Return each line of the records holding the string "Time".

**Dataset records**
----

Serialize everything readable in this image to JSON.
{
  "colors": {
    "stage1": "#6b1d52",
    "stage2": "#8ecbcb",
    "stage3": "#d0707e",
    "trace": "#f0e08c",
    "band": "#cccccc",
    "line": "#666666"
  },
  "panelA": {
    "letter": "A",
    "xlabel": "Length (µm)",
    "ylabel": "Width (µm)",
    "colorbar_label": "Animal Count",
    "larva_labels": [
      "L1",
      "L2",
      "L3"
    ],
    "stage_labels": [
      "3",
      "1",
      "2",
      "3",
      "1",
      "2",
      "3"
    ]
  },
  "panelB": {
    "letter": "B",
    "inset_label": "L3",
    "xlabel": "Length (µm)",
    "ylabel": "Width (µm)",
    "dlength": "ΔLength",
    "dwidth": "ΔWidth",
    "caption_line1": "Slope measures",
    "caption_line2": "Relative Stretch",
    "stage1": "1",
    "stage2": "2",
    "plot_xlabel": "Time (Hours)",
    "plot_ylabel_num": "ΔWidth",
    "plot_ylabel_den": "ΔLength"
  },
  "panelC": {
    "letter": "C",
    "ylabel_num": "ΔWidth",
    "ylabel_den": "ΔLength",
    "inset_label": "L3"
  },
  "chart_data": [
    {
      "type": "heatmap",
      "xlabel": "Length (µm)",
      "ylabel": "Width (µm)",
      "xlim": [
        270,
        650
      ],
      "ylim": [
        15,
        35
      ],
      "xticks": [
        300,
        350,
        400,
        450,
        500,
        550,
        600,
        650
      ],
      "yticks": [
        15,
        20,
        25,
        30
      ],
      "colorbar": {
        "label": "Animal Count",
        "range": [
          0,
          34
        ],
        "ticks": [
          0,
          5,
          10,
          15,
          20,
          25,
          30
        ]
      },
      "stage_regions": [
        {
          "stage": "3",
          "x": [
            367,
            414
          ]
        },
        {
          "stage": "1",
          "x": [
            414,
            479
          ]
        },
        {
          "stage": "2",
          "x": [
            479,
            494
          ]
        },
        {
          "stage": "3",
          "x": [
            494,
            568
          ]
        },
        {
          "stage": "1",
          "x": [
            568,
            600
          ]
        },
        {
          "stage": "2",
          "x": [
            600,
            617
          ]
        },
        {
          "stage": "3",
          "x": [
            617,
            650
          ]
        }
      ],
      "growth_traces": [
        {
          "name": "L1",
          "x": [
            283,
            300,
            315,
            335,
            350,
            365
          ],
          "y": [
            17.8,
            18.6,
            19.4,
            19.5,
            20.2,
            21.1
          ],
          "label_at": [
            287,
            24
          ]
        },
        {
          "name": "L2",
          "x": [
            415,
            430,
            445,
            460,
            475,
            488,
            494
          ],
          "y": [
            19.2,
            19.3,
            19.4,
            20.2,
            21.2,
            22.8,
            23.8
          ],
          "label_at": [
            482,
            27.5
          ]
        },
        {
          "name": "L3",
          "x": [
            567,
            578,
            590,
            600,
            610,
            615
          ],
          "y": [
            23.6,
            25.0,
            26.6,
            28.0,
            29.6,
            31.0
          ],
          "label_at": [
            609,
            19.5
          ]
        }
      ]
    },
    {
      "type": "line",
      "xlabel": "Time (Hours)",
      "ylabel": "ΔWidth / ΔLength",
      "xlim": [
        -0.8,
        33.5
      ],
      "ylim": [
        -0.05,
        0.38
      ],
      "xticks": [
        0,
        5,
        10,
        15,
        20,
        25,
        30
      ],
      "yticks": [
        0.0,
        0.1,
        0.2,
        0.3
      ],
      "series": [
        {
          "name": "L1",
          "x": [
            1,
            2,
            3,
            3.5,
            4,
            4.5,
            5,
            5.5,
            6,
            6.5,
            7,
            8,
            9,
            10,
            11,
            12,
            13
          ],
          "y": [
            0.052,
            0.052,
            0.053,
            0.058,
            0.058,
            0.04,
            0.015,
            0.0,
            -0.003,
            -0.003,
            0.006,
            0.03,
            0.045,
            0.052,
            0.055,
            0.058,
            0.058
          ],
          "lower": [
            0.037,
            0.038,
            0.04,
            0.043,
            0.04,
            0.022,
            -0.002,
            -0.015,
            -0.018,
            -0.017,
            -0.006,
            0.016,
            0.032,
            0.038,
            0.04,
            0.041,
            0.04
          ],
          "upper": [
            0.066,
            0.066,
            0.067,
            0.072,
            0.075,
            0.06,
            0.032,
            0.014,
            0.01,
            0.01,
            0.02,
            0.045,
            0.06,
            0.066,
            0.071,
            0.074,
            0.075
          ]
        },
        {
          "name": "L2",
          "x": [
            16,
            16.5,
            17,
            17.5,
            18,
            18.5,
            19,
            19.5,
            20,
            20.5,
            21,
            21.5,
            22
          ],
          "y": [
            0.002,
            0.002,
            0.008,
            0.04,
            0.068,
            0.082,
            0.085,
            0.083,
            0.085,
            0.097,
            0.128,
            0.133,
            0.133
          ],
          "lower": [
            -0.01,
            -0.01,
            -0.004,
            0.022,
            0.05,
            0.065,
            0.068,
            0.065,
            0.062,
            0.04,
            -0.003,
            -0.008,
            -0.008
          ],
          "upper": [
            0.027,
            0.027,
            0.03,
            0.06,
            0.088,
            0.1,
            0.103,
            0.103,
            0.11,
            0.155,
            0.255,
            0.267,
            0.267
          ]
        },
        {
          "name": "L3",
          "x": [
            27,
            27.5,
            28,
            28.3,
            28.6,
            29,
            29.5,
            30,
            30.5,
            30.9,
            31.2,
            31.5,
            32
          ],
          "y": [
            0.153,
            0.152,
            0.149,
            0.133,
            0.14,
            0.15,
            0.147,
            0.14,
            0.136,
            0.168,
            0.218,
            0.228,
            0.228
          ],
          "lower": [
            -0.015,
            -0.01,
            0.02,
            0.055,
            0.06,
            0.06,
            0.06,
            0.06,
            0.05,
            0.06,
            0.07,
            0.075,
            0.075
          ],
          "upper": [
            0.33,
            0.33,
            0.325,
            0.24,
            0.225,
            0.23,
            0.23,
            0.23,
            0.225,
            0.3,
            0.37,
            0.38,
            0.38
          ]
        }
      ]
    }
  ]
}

----

**Output of the task**
    "plot_xlabel": "Time (Hours)",
      "xlabel": "Time (Hours)",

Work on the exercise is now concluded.